Required tasks:
1 - In the two-phase commit text, write out the part starting with "It's not possible" and going on through "nature of 2PC.", but swap "coordinator" for "leader".
2 - Translate this sentence from the two-phase commit text into Spanish: "Participants are not permitted to change their state until they're commanded to do so."

Text block:
^^^^

This protocol requires participants to have recorded their whole transaction content before asserting their ability to commit. Of course this has to be in a special local transaction log structure to be able to recover from various kinds of failures.

Why is Two-Phase Commit (2PC) blocking?

Can anyone let me know, why 2PC is blocking when coordinator fails? Is it because the cohorts don't employ timeout concept in 2PC?
Good reference: Analysis and Verification of Two-Phase Commit & Three-Phase Commit Protocols, by Muhammad Atif,
The two-phase is blocking protocol because when the participants enter the prepared phase they have to wait for the coordinator to decide what is the next step of processing. When coordinator fails they have to wait till it's resurrected.
It's not possible to start another coordinator to reach a result. Participants are not permitted to change their state until they're commanded to do so.
I can understand you compare 3PC vs. 2PC. Thus 3PC protocol (as I understand it) is a family of the protocols where few of them exists. The 3PC addresses the issue of blocking nature of 2PC.
The main point is consistently finishing the transaction (commit or rollback) only with knowledge of "the environment". It's expected that a new coordinator (backup) is started (probably selected on from participants) and transaction could be finished. There is way to include timeouts to abort the participant after some time. Even that the newly started coordinator should be capable to consistently finish the whole transaction (probably by rollback in such case).

^^^^

Extracted entries:
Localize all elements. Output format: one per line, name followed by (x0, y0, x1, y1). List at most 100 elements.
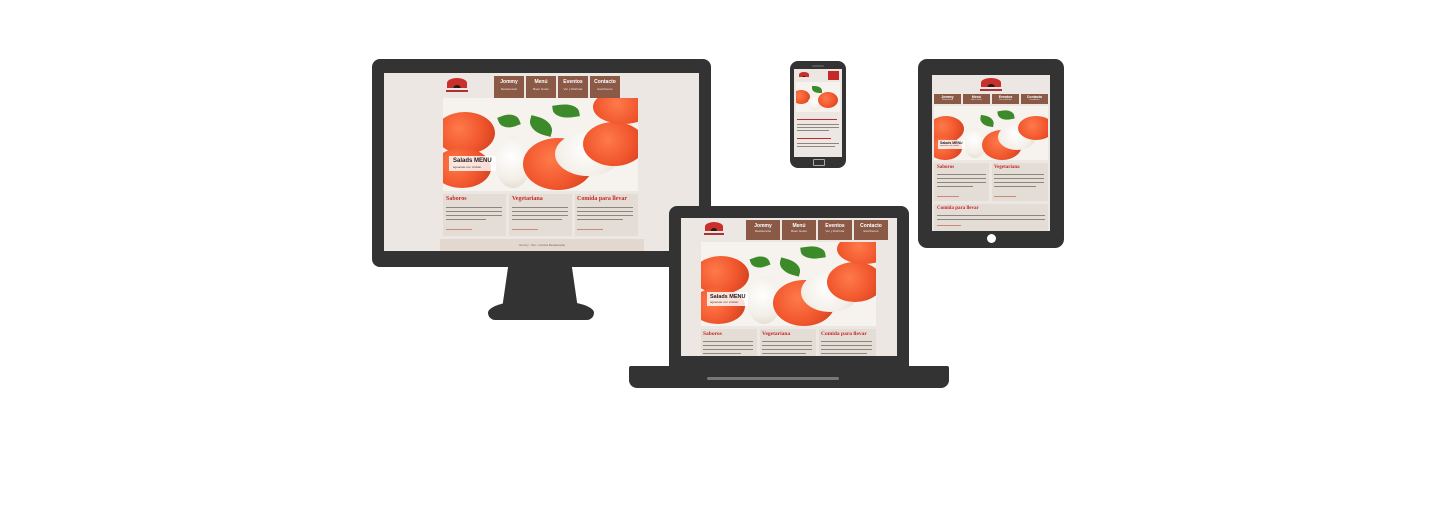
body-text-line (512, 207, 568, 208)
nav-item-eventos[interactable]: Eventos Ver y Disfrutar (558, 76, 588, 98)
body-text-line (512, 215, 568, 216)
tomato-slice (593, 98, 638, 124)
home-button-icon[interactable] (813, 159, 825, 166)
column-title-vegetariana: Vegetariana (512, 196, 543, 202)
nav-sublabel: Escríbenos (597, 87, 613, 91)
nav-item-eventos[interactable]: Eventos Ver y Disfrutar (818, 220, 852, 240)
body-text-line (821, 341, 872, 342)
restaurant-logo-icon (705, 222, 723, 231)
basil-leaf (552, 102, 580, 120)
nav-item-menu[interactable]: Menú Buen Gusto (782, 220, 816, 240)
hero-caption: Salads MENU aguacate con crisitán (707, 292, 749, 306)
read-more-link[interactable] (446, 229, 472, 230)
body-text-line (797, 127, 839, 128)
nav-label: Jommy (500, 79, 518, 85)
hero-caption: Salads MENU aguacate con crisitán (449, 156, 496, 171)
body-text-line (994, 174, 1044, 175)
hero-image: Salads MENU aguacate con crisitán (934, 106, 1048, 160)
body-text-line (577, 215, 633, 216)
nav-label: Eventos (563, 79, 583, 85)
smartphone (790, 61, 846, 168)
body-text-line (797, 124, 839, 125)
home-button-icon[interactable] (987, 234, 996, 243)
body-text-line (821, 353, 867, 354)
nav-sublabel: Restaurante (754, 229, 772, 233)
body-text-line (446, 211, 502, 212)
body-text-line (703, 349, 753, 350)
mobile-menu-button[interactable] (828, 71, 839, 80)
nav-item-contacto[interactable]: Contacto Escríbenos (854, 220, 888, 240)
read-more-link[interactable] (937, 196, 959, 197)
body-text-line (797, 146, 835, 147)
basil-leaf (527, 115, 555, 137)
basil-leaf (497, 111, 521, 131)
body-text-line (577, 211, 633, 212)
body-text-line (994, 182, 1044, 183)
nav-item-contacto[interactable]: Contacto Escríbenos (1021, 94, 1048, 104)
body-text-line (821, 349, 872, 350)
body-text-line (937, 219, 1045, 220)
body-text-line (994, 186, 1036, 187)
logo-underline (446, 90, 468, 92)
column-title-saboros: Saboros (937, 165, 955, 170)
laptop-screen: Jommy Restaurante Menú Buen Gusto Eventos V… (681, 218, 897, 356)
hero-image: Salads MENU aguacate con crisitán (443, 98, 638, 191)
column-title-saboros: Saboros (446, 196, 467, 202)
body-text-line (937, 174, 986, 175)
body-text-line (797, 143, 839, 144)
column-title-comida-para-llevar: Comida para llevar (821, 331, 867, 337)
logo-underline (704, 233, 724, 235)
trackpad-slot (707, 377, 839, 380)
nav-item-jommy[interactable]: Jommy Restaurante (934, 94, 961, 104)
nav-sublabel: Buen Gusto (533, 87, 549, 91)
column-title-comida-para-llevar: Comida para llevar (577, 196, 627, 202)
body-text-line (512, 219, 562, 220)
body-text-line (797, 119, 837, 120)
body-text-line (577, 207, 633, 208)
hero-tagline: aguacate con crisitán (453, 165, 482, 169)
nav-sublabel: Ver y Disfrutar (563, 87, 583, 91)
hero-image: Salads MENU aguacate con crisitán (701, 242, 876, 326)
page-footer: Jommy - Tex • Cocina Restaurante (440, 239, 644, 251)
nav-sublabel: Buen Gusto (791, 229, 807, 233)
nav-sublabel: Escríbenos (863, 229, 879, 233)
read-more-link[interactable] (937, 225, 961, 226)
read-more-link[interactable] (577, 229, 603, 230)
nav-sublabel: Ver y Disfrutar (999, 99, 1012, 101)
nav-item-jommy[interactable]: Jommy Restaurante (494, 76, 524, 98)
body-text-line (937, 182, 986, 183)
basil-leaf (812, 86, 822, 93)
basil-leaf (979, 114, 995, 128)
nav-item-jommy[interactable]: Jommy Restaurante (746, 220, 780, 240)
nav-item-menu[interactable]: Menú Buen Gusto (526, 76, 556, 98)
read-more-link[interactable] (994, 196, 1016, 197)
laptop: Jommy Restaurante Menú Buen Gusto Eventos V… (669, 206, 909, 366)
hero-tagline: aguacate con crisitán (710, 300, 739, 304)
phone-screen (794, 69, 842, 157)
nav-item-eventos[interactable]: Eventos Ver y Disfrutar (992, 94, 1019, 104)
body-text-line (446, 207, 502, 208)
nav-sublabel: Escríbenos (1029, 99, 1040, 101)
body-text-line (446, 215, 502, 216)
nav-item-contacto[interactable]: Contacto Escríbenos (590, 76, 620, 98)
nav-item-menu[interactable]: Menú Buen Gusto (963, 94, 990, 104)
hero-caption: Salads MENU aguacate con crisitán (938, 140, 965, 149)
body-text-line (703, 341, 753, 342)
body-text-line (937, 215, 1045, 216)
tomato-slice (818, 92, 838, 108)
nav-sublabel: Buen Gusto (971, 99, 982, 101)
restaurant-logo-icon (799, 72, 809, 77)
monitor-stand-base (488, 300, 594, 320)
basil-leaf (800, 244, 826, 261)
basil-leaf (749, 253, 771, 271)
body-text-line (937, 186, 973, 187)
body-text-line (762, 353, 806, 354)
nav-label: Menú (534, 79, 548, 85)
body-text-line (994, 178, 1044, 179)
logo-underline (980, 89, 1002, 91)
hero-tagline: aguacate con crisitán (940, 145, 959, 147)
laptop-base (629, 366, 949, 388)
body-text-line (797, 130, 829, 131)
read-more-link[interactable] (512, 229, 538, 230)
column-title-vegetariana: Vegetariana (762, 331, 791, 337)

^^^^

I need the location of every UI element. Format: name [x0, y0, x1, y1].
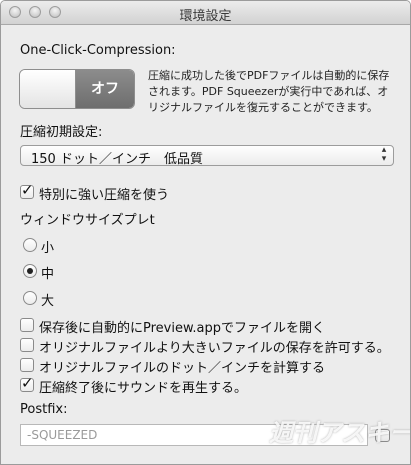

^^^^

The solutions:
1 -
It's not possible to start another leader to reach a result. Participants are not permitted to change their state until they're commanded to do so.
I can understand you compare 3PC vs. 2PC. Thus 3PC protocol (as I understand it) is a family of the protocols where few of them exists. The 3PC addresses the issue of blocking nature of 2PC.

2 - A los participantes no se les permite cambiar su estado hasta que se les ordene hacerlo.